Only the number is wanted: count the lines that include the word "Salinas".

****

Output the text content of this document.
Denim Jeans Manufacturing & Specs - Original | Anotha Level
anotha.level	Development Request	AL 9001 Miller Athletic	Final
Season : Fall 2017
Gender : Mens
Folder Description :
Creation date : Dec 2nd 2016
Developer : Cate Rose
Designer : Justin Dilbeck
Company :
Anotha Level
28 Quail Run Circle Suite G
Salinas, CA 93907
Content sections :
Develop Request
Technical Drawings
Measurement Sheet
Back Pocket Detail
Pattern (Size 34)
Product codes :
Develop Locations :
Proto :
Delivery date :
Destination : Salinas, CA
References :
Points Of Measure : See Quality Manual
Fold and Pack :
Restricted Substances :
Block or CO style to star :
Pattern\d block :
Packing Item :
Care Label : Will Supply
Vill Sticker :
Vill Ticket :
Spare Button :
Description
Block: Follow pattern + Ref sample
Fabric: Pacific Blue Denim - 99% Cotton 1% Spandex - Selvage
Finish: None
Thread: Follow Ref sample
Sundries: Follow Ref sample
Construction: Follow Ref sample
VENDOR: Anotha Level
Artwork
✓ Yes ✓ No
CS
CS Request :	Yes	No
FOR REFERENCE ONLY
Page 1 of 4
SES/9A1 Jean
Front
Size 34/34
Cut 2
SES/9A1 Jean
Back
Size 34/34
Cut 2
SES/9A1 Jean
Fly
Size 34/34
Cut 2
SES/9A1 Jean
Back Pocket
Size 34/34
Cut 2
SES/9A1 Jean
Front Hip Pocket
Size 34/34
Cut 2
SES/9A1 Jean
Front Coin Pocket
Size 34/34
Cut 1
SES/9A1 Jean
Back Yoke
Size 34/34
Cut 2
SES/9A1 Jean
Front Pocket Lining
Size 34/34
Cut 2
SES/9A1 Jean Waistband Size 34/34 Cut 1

****

# REPLY
2